Exercise details: Reproduce the listing below without changes, except that pictures are left out.

Input data:
==*==

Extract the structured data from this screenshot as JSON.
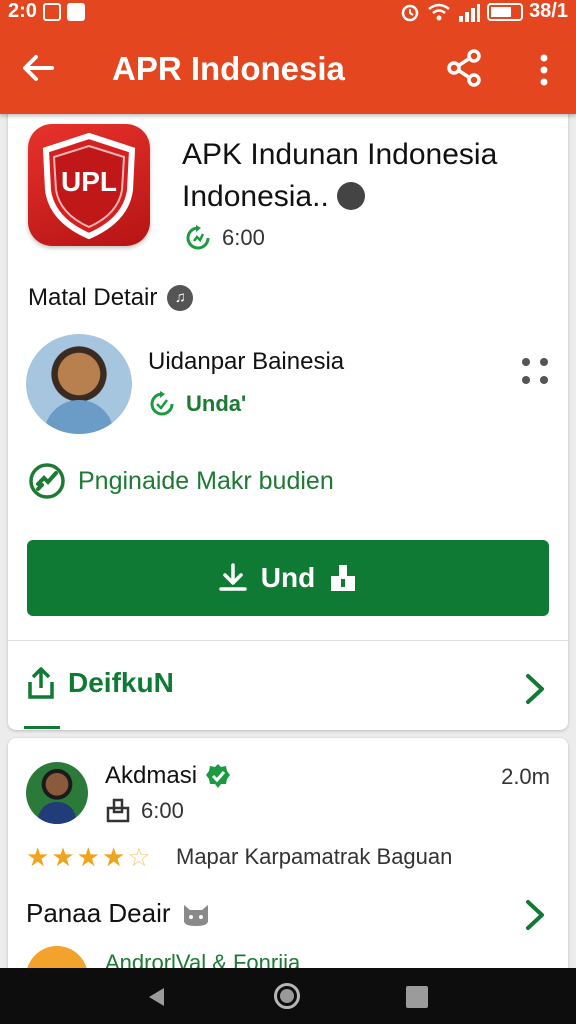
{
  "status_bar": {
    "time": "2:0",
    "battery": "38/1"
  },
  "app_bar": {
    "title": "APR Indonesia",
    "back_icon": "arrow-left-icon",
    "share_icon": "share-icon",
    "menu_icon": "more-vert-icon"
  },
  "app": {
    "icon_text": "UPL",
    "name": "APK Indunan Indonesia Indonesia..",
    "time": "6:00",
    "colors": {
      "icon": "#e4322b",
      "accent": "#0e7a33",
      "app_bar": "#e4461f"
    }
  },
  "details": {
    "title": "Matal Detair"
  },
  "developer": {
    "name": "Uidanpar Bainesia",
    "status": "Unda'"
  },
  "verified": {
    "text": "Pnginaide Makr budien"
  },
  "install_button": {
    "label": "Und"
  },
  "share_row": {
    "label": "DeifkuN"
  },
  "review": {
    "author": "Akdmasi",
    "age": "2.0m",
    "time": "6:00",
    "rating": 4.5,
    "rating_max": 5,
    "text": "Mapar Karpamatrak Baguan"
  },
  "more": {
    "title": "Panaa Deair",
    "next_item": "AndrorlVal & Fonrija"
  }
}
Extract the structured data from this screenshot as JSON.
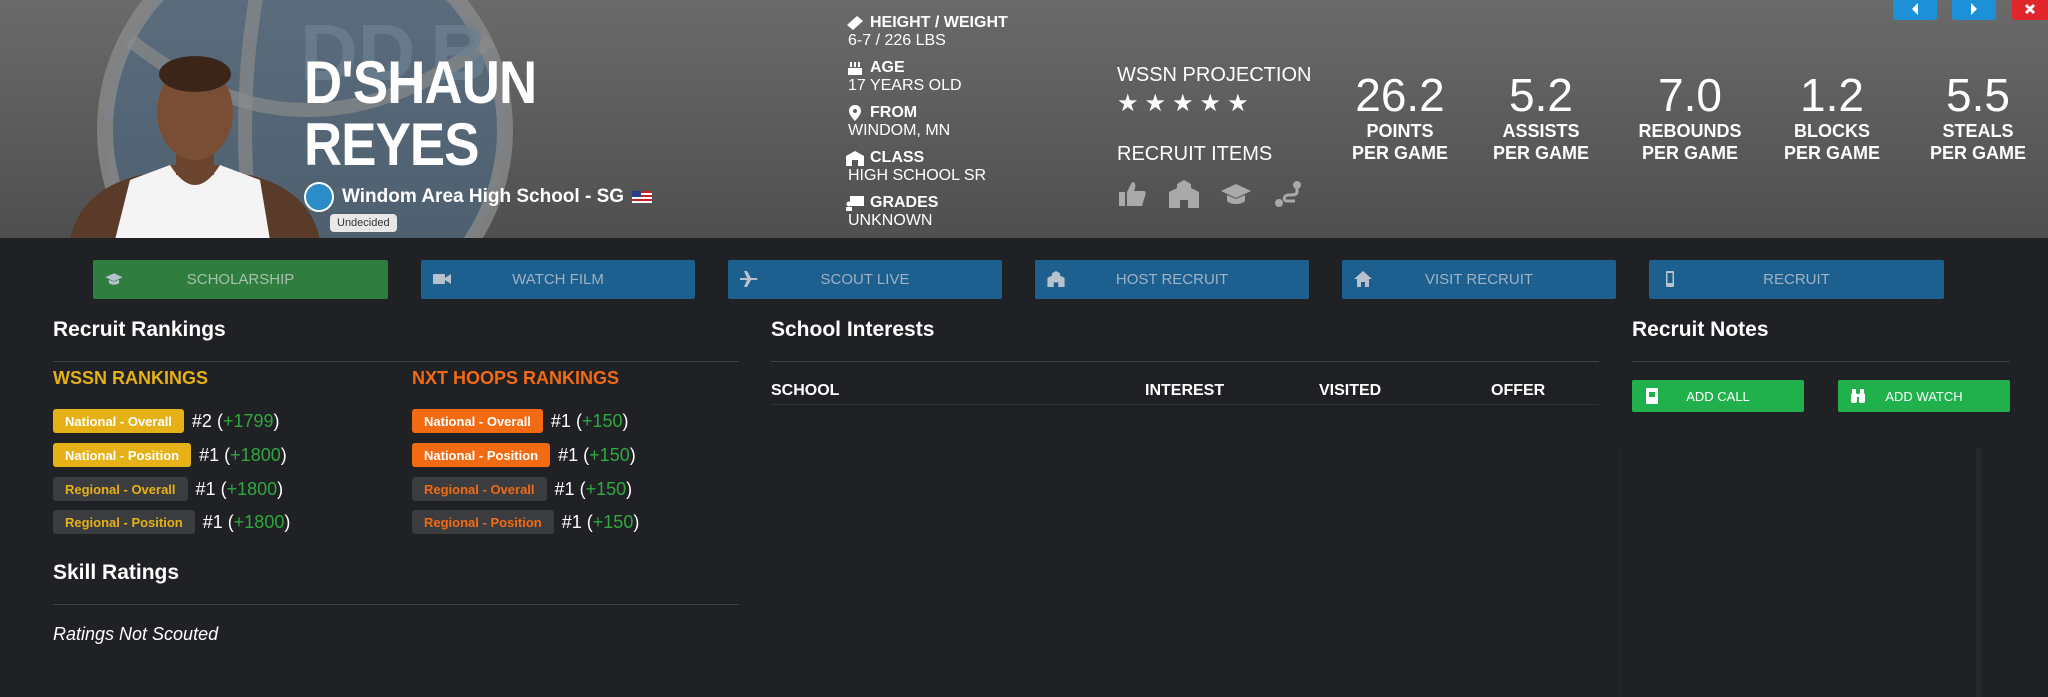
{
  "player": {
    "first_name": "D'SHAUN",
    "last_name": "REYES",
    "school_line": "Windom Area High School - SG",
    "status": "Undecided"
  },
  "bio": [
    {
      "label": "HEIGHT / WEIGHT",
      "value": "6-7 / 226 LBS",
      "icon": "ruler-icon"
    },
    {
      "label": "AGE",
      "value": "17 YEARS OLD",
      "icon": "cake-icon"
    },
    {
      "label": "FROM",
      "value": "WINDOM, MN",
      "icon": "map-pin-icon"
    },
    {
      "label": "CLASS",
      "value": "HIGH SCHOOL SR",
      "icon": "school-icon"
    },
    {
      "label": "GRADES",
      "value": "UNKNOWN",
      "icon": "chalkboard-icon"
    }
  ],
  "projection": {
    "title": "WSSN PROJECTION",
    "stars": 5,
    "items_title": "RECRUIT ITEMS",
    "item_icons": [
      "thumbs-up-icon",
      "school-building-icon",
      "graduation-cap-icon",
      "route-icon"
    ]
  },
  "stats": [
    {
      "value": "26.2",
      "label1": "POINTS",
      "label2": "PER GAME"
    },
    {
      "value": "5.2",
      "label1": "ASSISTS",
      "label2": "PER GAME"
    },
    {
      "value": "7.0",
      "label1": "REBOUNDS",
      "label2": "PER GAME"
    },
    {
      "value": "1.2",
      "label1": "BLOCKS",
      "label2": "PER GAME"
    },
    {
      "value": "5.5",
      "label1": "STEALS",
      "label2": "PER GAME"
    }
  ],
  "actions": [
    {
      "label": "SCHOLARSHIP",
      "icon": "graduation-cap-icon",
      "color": "#2f7d3f"
    },
    {
      "label": "WATCH FILM",
      "icon": "video-camera-icon",
      "color": "#1d5f8f"
    },
    {
      "label": "SCOUT LIVE",
      "icon": "plane-icon",
      "color": "#1d5f8f"
    },
    {
      "label": "HOST RECRUIT",
      "icon": "school-building-icon",
      "color": "#1d5f8f"
    },
    {
      "label": "VISIT RECRUIT",
      "icon": "home-icon",
      "color": "#1d5f8f"
    },
    {
      "label": "RECRUIT",
      "icon": "phone-icon",
      "color": "#1d5f8f"
    }
  ],
  "rankings": {
    "title": "Recruit Rankings",
    "wssn": {
      "heading": "WSSN RANKINGS",
      "color": "#e6b117",
      "rows": [
        {
          "label": "National - Overall",
          "rank": "#2",
          "open": "(",
          "delta": "+1799",
          "close": ")"
        },
        {
          "label": "National - Position",
          "rank": "#1",
          "open": "(",
          "delta": "+1800",
          "close": ")"
        },
        {
          "label": "Regional - Overall",
          "rank": "#1",
          "open": "(",
          "delta": "+1800",
          "close": ")"
        },
        {
          "label": "Regional - Position",
          "rank": "#1",
          "open": "(",
          "delta": "+1800",
          "close": ")"
        }
      ]
    },
    "nxt": {
      "heading": "NXT HOOPS RANKINGS",
      "color": "#f26a12",
      "rows": [
        {
          "label": "National - Overall",
          "rank": "#1",
          "open": "(",
          "delta": "+150",
          "close": ")"
        },
        {
          "label": "National - Position",
          "rank": "#1",
          "open": "(",
          "delta": "+150",
          "close": ")"
        },
        {
          "label": "Regional - Overall",
          "rank": "#1",
          "open": "(",
          "delta": "+150",
          "close": ")"
        },
        {
          "label": "Regional - Position",
          "rank": "#1",
          "open": "(",
          "delta": "+150",
          "close": ")"
        }
      ]
    }
  },
  "skills": {
    "title": "Skill Ratings",
    "empty_text": "Ratings Not Scouted"
  },
  "interests": {
    "title": "School Interests",
    "columns": [
      "SCHOOL",
      "INTEREST",
      "VISITED",
      "OFFER"
    ]
  },
  "notes": {
    "title": "Recruit Notes",
    "add_call": "ADD CALL",
    "add_watch": "ADD WATCH"
  },
  "colors": {
    "nav_prev": "#1e90d8",
    "nav_next": "#1e90d8",
    "nav_close": "#e0262a"
  }
}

==*==

Complete response:
Extract the structured data from this screenshot as JSON.
{
  "status_bar": {
    "time": "2:0",
    "battery": "38/1"
  },
  "app_bar": {
    "title": "APR Indonesia",
    "back_icon": "arrow-left-icon",
    "share_icon": "share-icon",
    "menu_icon": "more-vert-icon"
  },
  "app": {
    "icon_text": "UPL",
    "name": "APK Indunan Indonesia Indonesia..",
    "time": "6:00",
    "colors": {
      "icon": "#e4322b",
      "accent": "#0e7a33",
      "app_bar": "#e4461f"
    }
  },
  "details": {
    "title": "Matal Detair"
  },
  "developer": {
    "name": "Uidanpar Bainesia",
    "status": "Unda'"
  },
  "verified": {
    "text": "Pnginaide Makr budien"
  },
  "install_button": {
    "label": "Und"
  },
  "share_row": {
    "label": "DeifkuN"
  },
  "review": {
    "author": "Akdmasi",
    "age": "2.0m",
    "time": "6:00",
    "rating": 4.5,
    "rating_max": 5,
    "text": "Mapar Karpamatrak Baguan"
  },
  "more": {
    "title": "Panaa Deair",
    "next_item": "AndrorlVal & Fonrija"
  }
}
Extract the structured data from this screenshot as JSON.
{
  "player": {
    "first_name": "D'SHAUN",
    "last_name": "REYES",
    "school_line": "Windom Area High School - SG",
    "status": "Undecided"
  },
  "bio": [
    {
      "label": "HEIGHT / WEIGHT",
      "value": "6-7 / 226 LBS",
      "icon": "ruler-icon"
    },
    {
      "label": "AGE",
      "value": "17 YEARS OLD",
      "icon": "cake-icon"
    },
    {
      "label": "FROM",
      "value": "WINDOM, MN",
      "icon": "map-pin-icon"
    },
    {
      "label": "CLASS",
      "value": "HIGH SCHOOL SR",
      "icon": "school-icon"
    },
    {
      "label": "GRADES",
      "value": "UNKNOWN",
      "icon": "chalkboard-icon"
    }
  ],
  "projection": {
    "title": "WSSN PROJECTION",
    "stars": 5,
    "items_title": "RECRUIT ITEMS",
    "item_icons": [
      "thumbs-up-icon",
      "school-building-icon",
      "graduation-cap-icon",
      "route-icon"
    ]
  },
  "stats": [
    {
      "value": "26.2",
      "label1": "POINTS",
      "label2": "PER GAME"
    },
    {
      "value": "5.2",
      "label1": "ASSISTS",
      "label2": "PER GAME"
    },
    {
      "value": "7.0",
      "label1": "REBOUNDS",
      "label2": "PER GAME"
    },
    {
      "value": "1.2",
      "label1": "BLOCKS",
      "label2": "PER GAME"
    },
    {
      "value": "5.5",
      "label1": "STEALS",
      "label2": "PER GAME"
    }
  ],
  "actions": [
    {
      "label": "SCHOLARSHIP",
      "icon": "graduation-cap-icon",
      "color": "#2f7d3f"
    },
    {
      "label": "WATCH FILM",
      "icon": "video-camera-icon",
      "color": "#1d5f8f"
    },
    {
      "label": "SCOUT LIVE",
      "icon": "plane-icon",
      "color": "#1d5f8f"
    },
    {
      "label": "HOST RECRUIT",
      "icon": "school-building-icon",
      "color": "#1d5f8f"
    },
    {
      "label": "VISIT RECRUIT",
      "icon": "home-icon",
      "color": "#1d5f8f"
    },
    {
      "label": "RECRUIT",
      "icon": "phone-icon",
      "color": "#1d5f8f"
    }
  ],
  "rankings": {
    "title": "Recruit Rankings",
    "wssn": {
      "heading": "WSSN RANKINGS",
      "color": "#e6b117",
      "rows": [
        {
          "label": "National - Overall",
          "rank": "#2",
          "open": "(",
          "delta": "+1799",
          "close": ")"
        },
        {
          "label": "National - Position",
          "rank": "#1",
          "open": "(",
          "delta": "+1800",
          "close": ")"
        },
        {
          "label": "Regional - Overall",
          "rank": "#1",
          "open": "(",
          "delta": "+1800",
          "close": ")"
        },
        {
          "label": "Regional - Position",
          "rank": "#1",
          "open": "(",
          "delta": "+1800",
          "close": ")"
        }
      ]
    },
    "nxt": {
      "heading": "NXT HOOPS RANKINGS",
      "color": "#f26a12",
      "rows": [
        {
          "label": "National - Overall",
          "rank": "#1",
          "open": "(",
          "delta": "+150",
          "close": ")"
        },
        {
          "label": "National - Position",
          "rank": "#1",
          "open": "(",
          "delta": "+150",
          "close": ")"
        },
        {
          "label": "Regional - Overall",
          "rank": "#1",
          "open": "(",
          "delta": "+150",
          "close": ")"
        },
        {
          "label": "Regional - Position",
          "rank": "#1",
          "open": "(",
          "delta": "+150",
          "close": ")"
        }
      ]
    }
  },
  "skills": {
    "title": "Skill Ratings",
    "empty_text": "Ratings Not Scouted"
  },
  "interests": {
    "title": "School Interests",
    "columns": [
      "SCHOOL",
      "INTEREST",
      "VISITED",
      "OFFER"
    ]
  },
  "notes": {
    "title": "Recruit Notes",
    "add_call": "ADD CALL",
    "add_watch": "ADD WATCH"
  },
  "colors": {
    "nav_prev": "#1e90d8",
    "nav_next": "#1e90d8",
    "nav_close": "#e0262a"
  }
}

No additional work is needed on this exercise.